>> start Provided data

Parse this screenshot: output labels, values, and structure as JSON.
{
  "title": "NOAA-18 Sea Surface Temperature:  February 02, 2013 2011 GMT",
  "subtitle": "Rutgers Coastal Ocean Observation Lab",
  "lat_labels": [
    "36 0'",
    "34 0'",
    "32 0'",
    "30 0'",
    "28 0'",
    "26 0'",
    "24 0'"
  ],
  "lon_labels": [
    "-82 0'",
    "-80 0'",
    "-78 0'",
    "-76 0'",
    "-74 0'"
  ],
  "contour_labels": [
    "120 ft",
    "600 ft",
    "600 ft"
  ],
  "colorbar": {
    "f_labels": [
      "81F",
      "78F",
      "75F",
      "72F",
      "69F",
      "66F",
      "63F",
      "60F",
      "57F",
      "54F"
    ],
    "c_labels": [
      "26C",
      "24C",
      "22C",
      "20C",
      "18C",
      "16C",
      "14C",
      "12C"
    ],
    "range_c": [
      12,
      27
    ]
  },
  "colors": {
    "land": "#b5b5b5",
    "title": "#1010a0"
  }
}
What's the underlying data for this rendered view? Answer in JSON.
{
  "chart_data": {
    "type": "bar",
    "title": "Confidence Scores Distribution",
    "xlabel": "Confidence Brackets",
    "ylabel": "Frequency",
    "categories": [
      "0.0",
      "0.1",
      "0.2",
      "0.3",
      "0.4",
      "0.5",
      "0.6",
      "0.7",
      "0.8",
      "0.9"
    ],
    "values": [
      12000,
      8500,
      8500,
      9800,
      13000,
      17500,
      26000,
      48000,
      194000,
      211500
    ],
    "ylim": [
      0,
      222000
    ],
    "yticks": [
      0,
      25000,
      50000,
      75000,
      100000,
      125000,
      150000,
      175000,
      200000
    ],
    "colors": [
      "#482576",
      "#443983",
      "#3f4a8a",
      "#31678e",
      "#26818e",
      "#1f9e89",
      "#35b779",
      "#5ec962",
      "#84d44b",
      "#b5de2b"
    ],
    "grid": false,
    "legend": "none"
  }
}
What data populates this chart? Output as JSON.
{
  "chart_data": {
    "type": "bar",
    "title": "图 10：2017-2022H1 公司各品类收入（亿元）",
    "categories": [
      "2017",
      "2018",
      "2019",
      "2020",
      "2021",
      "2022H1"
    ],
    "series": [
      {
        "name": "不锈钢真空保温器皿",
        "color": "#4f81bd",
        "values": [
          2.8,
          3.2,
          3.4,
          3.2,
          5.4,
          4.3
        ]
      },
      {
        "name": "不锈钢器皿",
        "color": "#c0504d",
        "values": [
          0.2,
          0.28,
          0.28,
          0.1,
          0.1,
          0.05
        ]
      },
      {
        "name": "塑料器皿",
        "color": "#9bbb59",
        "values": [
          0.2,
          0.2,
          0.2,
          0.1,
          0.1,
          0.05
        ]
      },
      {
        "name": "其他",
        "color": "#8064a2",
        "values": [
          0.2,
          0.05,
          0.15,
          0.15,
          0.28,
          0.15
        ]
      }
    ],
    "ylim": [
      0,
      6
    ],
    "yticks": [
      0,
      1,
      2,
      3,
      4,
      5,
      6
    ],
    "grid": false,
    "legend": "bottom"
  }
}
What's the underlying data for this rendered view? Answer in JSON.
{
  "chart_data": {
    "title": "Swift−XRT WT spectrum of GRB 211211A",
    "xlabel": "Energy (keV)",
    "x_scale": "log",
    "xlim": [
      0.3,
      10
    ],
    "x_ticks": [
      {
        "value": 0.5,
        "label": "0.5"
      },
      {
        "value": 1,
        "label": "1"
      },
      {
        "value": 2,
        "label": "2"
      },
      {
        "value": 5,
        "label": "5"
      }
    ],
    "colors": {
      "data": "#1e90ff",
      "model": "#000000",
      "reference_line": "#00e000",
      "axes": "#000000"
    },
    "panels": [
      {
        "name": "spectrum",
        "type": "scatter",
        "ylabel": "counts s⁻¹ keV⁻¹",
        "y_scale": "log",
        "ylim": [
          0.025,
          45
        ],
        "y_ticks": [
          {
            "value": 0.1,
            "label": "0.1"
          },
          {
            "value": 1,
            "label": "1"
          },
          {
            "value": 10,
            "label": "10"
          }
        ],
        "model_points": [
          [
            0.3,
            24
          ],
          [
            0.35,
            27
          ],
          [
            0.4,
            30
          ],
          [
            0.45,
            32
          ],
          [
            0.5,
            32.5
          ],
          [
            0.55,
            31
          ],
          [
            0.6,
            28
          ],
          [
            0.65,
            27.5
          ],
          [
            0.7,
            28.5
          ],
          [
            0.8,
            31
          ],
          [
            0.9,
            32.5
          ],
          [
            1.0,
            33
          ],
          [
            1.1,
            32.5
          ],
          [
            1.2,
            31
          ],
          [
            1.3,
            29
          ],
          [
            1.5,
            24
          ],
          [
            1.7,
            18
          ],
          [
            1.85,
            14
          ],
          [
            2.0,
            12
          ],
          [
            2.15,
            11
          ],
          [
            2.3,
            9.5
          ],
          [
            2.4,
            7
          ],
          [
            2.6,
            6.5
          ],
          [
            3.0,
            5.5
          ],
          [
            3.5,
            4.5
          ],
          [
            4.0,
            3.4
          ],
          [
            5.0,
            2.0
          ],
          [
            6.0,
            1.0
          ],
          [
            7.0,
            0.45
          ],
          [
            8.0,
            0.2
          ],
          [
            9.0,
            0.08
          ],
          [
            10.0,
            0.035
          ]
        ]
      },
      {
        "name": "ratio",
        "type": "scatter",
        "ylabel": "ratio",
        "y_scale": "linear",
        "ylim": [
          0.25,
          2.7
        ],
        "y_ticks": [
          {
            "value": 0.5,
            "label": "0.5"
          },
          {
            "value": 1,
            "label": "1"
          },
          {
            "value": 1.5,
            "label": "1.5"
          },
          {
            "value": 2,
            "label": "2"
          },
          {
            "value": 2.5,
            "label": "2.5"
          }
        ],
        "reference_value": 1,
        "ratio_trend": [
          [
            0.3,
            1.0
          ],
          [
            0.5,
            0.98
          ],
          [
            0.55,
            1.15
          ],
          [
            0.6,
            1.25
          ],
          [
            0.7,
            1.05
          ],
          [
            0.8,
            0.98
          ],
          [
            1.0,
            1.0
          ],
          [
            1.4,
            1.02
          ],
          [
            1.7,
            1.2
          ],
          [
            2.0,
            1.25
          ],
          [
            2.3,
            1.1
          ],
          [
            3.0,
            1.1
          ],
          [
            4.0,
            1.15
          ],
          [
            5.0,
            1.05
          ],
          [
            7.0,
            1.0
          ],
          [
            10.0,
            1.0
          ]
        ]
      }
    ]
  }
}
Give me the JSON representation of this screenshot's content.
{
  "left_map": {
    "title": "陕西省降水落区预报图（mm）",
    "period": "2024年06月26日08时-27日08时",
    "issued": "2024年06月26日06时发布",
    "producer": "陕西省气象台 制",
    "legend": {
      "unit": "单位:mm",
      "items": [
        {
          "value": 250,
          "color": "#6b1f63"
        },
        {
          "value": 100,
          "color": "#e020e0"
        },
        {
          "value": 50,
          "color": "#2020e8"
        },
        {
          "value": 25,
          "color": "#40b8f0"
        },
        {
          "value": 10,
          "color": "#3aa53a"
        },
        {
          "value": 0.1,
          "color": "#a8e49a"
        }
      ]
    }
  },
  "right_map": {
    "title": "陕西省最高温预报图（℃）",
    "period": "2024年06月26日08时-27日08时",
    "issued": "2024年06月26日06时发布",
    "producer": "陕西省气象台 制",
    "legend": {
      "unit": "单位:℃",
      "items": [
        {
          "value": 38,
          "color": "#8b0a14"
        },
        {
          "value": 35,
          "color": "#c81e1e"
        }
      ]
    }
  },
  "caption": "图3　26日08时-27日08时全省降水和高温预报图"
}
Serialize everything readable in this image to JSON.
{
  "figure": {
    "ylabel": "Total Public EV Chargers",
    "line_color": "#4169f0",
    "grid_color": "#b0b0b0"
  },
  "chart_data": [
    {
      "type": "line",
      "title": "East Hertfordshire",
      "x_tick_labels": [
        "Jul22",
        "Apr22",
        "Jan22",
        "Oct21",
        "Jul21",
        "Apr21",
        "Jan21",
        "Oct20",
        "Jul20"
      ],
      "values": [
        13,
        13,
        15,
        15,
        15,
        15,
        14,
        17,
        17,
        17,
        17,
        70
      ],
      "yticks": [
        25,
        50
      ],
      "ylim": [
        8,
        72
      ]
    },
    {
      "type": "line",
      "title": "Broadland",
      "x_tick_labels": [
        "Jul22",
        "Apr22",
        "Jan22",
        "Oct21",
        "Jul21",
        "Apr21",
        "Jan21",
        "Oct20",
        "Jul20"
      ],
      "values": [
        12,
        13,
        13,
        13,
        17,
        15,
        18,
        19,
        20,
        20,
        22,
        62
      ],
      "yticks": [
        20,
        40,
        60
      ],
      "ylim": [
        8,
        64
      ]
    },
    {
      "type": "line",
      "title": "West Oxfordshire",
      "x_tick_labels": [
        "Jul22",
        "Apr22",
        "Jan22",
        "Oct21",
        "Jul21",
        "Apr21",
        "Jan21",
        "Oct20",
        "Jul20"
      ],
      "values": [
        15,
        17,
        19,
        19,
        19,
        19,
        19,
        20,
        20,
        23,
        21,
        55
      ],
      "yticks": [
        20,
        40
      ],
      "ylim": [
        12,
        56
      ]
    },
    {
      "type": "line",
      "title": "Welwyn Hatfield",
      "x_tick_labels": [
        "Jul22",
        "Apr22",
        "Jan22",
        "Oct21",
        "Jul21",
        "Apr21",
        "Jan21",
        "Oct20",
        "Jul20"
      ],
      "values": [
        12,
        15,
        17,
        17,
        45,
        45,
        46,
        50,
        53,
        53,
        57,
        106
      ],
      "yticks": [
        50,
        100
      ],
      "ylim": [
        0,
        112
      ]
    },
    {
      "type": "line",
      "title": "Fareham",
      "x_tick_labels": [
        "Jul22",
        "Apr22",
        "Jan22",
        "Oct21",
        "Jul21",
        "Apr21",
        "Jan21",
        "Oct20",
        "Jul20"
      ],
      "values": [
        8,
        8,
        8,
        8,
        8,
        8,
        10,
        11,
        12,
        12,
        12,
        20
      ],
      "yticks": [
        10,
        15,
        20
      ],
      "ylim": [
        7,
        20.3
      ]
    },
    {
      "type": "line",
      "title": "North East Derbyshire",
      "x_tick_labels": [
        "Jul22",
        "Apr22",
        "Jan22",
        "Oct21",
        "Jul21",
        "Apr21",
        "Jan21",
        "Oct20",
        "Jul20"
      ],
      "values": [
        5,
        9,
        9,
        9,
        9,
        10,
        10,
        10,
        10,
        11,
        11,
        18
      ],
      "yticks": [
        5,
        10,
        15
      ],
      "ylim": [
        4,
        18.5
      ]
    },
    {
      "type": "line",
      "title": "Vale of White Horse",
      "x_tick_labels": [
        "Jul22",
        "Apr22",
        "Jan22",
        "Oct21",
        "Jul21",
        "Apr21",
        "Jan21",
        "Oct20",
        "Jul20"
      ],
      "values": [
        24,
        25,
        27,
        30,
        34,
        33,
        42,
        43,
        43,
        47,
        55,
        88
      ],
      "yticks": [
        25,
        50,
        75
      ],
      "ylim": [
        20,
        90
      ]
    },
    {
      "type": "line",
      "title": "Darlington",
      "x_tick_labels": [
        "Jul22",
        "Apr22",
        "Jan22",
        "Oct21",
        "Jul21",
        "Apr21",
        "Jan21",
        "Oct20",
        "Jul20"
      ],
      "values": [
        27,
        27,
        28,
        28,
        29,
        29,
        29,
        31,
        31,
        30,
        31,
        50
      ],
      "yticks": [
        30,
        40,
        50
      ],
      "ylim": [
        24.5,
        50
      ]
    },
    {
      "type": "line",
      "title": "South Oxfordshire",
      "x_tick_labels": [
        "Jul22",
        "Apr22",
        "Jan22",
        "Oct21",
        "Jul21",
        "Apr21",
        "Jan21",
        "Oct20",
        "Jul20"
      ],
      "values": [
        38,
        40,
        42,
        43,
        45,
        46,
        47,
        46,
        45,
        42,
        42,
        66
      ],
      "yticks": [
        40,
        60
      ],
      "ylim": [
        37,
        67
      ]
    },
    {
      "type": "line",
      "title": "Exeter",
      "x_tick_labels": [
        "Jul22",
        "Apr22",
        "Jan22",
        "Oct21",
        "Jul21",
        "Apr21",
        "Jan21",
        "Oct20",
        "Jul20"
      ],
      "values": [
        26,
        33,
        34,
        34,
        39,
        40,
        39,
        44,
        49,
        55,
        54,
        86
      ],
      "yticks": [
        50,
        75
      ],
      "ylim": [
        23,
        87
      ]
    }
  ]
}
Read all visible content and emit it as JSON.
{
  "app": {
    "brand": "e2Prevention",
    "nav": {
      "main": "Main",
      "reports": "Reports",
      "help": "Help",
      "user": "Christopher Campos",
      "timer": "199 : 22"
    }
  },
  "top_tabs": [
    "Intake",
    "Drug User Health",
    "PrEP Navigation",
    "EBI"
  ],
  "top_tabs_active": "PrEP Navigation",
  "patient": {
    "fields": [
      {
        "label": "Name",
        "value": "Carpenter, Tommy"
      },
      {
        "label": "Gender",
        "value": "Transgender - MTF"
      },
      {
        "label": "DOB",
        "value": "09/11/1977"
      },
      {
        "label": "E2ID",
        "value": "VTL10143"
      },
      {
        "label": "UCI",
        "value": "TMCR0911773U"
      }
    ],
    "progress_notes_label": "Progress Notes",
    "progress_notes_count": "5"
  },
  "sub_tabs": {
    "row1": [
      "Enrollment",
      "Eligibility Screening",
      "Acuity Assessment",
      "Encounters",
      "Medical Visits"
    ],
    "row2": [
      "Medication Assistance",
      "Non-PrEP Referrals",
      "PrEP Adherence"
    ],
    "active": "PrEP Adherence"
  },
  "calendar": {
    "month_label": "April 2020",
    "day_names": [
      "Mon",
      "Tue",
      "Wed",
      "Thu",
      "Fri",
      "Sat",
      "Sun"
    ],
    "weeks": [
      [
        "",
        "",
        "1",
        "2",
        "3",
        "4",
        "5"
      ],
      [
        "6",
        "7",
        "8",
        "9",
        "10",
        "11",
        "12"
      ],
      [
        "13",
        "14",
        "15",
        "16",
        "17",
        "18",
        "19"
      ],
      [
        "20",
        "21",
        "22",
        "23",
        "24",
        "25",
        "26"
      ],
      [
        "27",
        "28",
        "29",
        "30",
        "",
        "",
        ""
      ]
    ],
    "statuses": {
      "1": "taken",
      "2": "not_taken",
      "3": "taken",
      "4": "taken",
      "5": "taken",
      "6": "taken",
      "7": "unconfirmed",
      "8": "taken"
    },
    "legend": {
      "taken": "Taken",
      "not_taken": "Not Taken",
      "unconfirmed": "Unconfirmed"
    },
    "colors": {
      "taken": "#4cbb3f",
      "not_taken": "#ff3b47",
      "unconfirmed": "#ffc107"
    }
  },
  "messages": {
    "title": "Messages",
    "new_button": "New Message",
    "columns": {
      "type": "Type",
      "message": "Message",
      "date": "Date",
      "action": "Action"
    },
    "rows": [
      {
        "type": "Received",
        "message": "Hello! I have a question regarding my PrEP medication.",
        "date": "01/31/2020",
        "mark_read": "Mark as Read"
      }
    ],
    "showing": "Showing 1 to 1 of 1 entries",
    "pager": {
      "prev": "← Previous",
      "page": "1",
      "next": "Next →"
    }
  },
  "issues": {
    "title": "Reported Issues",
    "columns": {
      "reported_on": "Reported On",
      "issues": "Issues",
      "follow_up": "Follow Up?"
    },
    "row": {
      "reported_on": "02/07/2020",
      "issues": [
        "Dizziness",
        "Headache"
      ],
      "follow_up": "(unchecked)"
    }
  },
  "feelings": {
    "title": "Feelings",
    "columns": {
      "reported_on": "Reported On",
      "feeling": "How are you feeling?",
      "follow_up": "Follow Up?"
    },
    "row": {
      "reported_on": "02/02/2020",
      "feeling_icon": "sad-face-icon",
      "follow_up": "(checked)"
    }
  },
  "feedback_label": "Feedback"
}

>> end Provided data

In the entries above, find each line with the word "Confidence" and copy it.

    "title": "Confidence Scores Distribution",
    "xlabel": "Confidence Brackets",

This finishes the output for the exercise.